_Supplied data:_
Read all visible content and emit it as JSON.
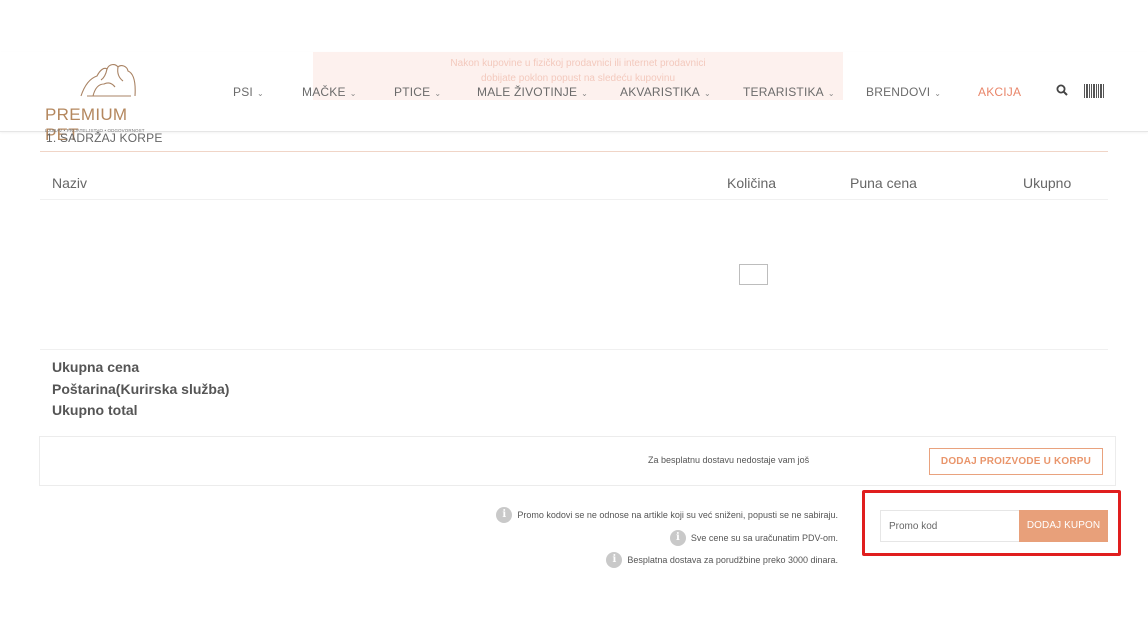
{
  "banner": {
    "line1": "Nakon kupovine u fizičkoj prodavnici ili internet prodavnici",
    "line2": "dobijate poklon popust na sledeću kupovinu"
  },
  "brand": {
    "name": "PREMIUM PET",
    "tagline": "LJUBAV • PRIJATELJSTVO • ODGOVORNOST"
  },
  "nav": {
    "items": [
      {
        "label": "PSI",
        "chevron": "⌄"
      },
      {
        "label": "MAČKE",
        "chevron": "⌄"
      },
      {
        "label": "PTICE",
        "chevron": "⌄"
      },
      {
        "label": "MALE ŽIVOTINJE",
        "chevron": "⌄"
      },
      {
        "label": "AKVARISTIKA",
        "chevron": "⌄"
      },
      {
        "label": "TERARISTIKA",
        "chevron": "⌄"
      },
      {
        "label": "BRENDOVI",
        "chevron": "⌄"
      },
      {
        "label": "AKCIJA",
        "chevron": ""
      }
    ],
    "search_icon": "search-icon",
    "barcode_icon": "barcode-icon"
  },
  "cart": {
    "section_title": "1. SADRŽAJ KORPE",
    "columns": {
      "name": "Naziv",
      "quantity": "Količina",
      "full_price": "Puna cena",
      "total": "Ukupno"
    },
    "summary": {
      "total_price": "Ukupna cena",
      "shipping": "Poštarina(Kurirska služba)",
      "grand_total": "Ukupno total"
    }
  },
  "shipping": {
    "free_text": "Za besplatnu dostavu nedostaje vam još",
    "add_products_label": "DODAJ PROIZVODE U KORPU"
  },
  "info": [
    "Promo kodovi se ne odnose na artikle koji su već sniženi, popusti se ne sabiraju.",
    "Sve cene su sa uračunatim PDV-om.",
    "Besplatna dostava za porudžbine preko 3000 dinara."
  ],
  "promo": {
    "placeholder": "Promo kod",
    "value": "",
    "button_label": "DODAJ KUPON"
  },
  "colors": {
    "accent": "#e8a07a",
    "sale": "#e9866a",
    "highlight": "#e01e1e",
    "brand": "#b4875e"
  }
}
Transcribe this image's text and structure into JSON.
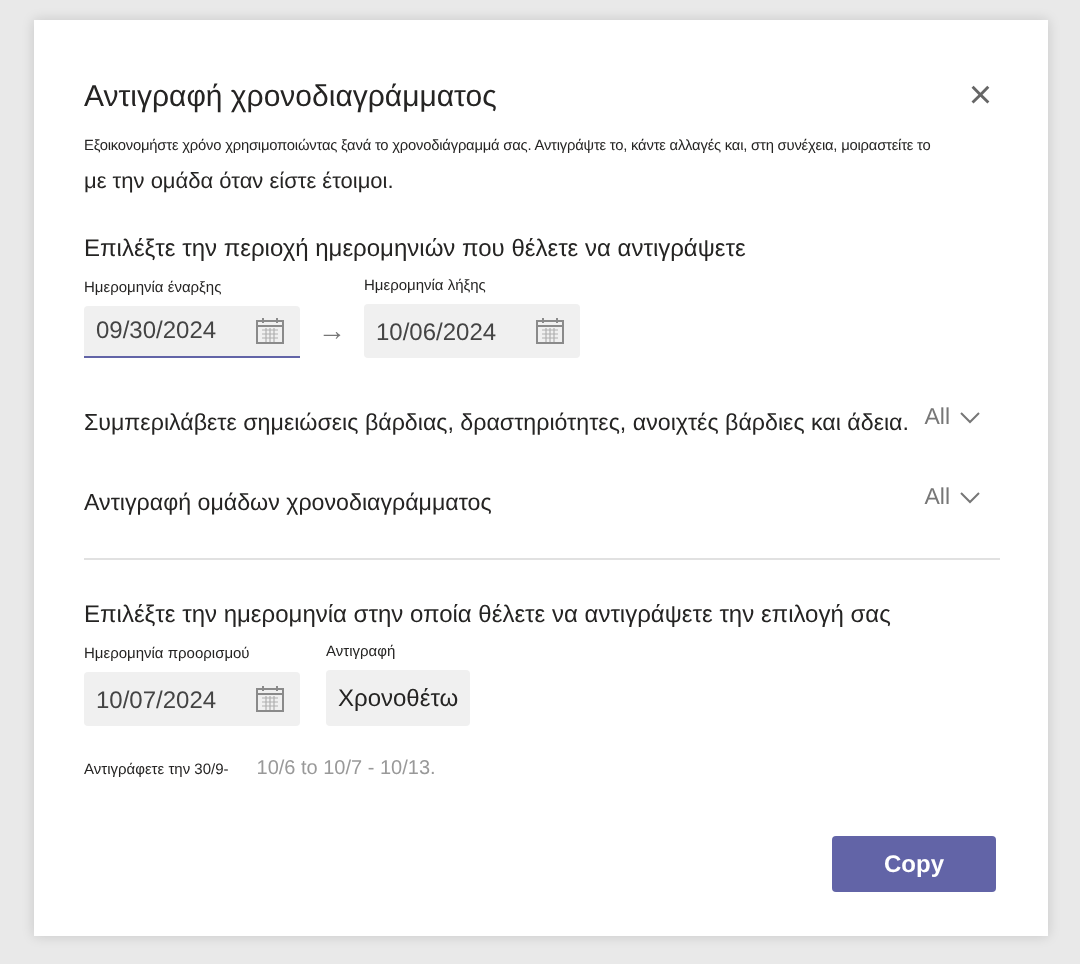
{
  "dialog": {
    "title": "Αντιγραφή χρονοδιαγράμματος",
    "close": "×",
    "intro_line_1": "Εξοικονομήστε χρόνο χρησιμοποιώντας ξανά το χρονοδιάγραμμά σας. Αντιγράψτε το, κάντε αλλαγές και, στη συνέχεια, μοιραστείτε το",
    "intro_line_2": "με την ομάδα όταν είστε έτοιμοι."
  },
  "range": {
    "heading": "Επιλέξτε την περιοχή ημερομηνιών που θέλετε να αντιγράψετε",
    "arrow": "→",
    "fields": [
      {
        "label": "Ημερομηνία έναρξης",
        "value": "09/30/2024",
        "focused": true
      },
      {
        "label": "Ημερομηνία λήξης",
        "value": "10/06/2024",
        "focused": false
      }
    ]
  },
  "options": [
    {
      "label": "Συμπεριλάβετε σημειώσεις βάρδιας, δραστηριότητες, ανοιχτές βάρδιες και άδεια.",
      "value": "All"
    },
    {
      "label": "Αντιγραφή ομάδων χρονοδιαγράμματος",
      "value": "All"
    }
  ],
  "destination": {
    "heading": "Επιλέξτε την ημερομηνία στην οποία θέλετε να αντιγράψετε την επιλογή σας",
    "date_label": "Ημερομηνία προορισμού",
    "date_value": "10/07/2024",
    "copy_label": "Αντιγραφή",
    "copy_value": "Χρονοθέτω",
    "summary_prefix": "Αντιγράφετε την 30/9-",
    "summary_rest": "10/6 to 10/7 - 10/13."
  },
  "buttons": [
    {
      "label": "Copy"
    }
  ]
}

_The problem:_ Restate the whole of the material word for word without the pictures.

_Output for this task:_
Read all visible content and emit it as JSON.
{
  "banner": {
    "line1": "Nakon kupovine u fizičkoj prodavnici ili internet prodavnici",
    "line2": "dobijate poklon popust na sledeću kupovinu"
  },
  "brand": {
    "name": "PREMIUM PET",
    "tagline": "LJUBAV • PRIJATELJSTVO • ODGOVORNOST"
  },
  "nav": {
    "items": [
      {
        "label": "PSI",
        "chevron": "⌄"
      },
      {
        "label": "MAČKE",
        "chevron": "⌄"
      },
      {
        "label": "PTICE",
        "chevron": "⌄"
      },
      {
        "label": "MALE ŽIVOTINJE",
        "chevron": "⌄"
      },
      {
        "label": "AKVARISTIKA",
        "chevron": "⌄"
      },
      {
        "label": "TERARISTIKA",
        "chevron": "⌄"
      },
      {
        "label": "BRENDOVI",
        "chevron": "⌄"
      },
      {
        "label": "AKCIJA",
        "chevron": ""
      }
    ],
    "search_icon": "search-icon",
    "barcode_icon": "barcode-icon"
  },
  "cart": {
    "section_title": "1. SADRŽAJ KORPE",
    "columns": {
      "name": "Naziv",
      "quantity": "Količina",
      "full_price": "Puna cena",
      "total": "Ukupno"
    },
    "summary": {
      "total_price": "Ukupna cena",
      "shipping": "Poštarina(Kurirska služba)",
      "grand_total": "Ukupno total"
    }
  },
  "shipping": {
    "free_text": "Za besplatnu dostavu nedostaje vam još",
    "add_products_label": "DODAJ PROIZVODE U KORPU"
  },
  "info": [
    "Promo kodovi se ne odnose na artikle koji su već sniženi, popusti se ne sabiraju.",
    "Sve cene su sa uračunatim PDV-om.",
    "Besplatna dostava za porudžbine preko 3000 dinara."
  ],
  "promo": {
    "placeholder": "Promo kod",
    "value": "",
    "button_label": "DODAJ KUPON"
  },
  "colors": {
    "accent": "#e8a07a",
    "sale": "#e9866a",
    "highlight": "#e01e1e",
    "brand": "#b4875e"
  }
}
Transcribe this image's text and structure into JSON.
{
  "dialog": {
    "title": "Αντιγραφή χρονοδιαγράμματος",
    "close": "×",
    "intro_line_1": "Εξοικονομήστε χρόνο χρησιμοποιώντας ξανά το χρονοδιάγραμμά σας. Αντιγράψτε το, κάντε αλλαγές και, στη συνέχεια, μοιραστείτε το",
    "intro_line_2": "με την ομάδα όταν είστε έτοιμοι."
  },
  "range": {
    "heading": "Επιλέξτε την περιοχή ημερομηνιών που θέλετε να αντιγράψετε",
    "arrow": "→",
    "fields": [
      {
        "label": "Ημερομηνία έναρξης",
        "value": "09/30/2024",
        "focused": true
      },
      {
        "label": "Ημερομηνία λήξης",
        "value": "10/06/2024",
        "focused": false
      }
    ]
  },
  "options": [
    {
      "label": "Συμπεριλάβετε σημειώσεις βάρδιας, δραστηριότητες, ανοιχτές βάρδιες και άδεια.",
      "value": "All"
    },
    {
      "label": "Αντιγραφή ομάδων χρονοδιαγράμματος",
      "value": "All"
    }
  ],
  "destination": {
    "heading": "Επιλέξτε την ημερομηνία στην οποία θέλετε να αντιγράψετε την επιλογή σας",
    "date_label": "Ημερομηνία προορισμού",
    "date_value": "10/07/2024",
    "copy_label": "Αντιγραφή",
    "copy_value": "Χρονοθέτω",
    "summary_prefix": "Αντιγράφετε την 30/9-",
    "summary_rest": "10/6 to 10/7 - 10/13."
  },
  "buttons": [
    {
      "label": "Copy"
    }
  ]
}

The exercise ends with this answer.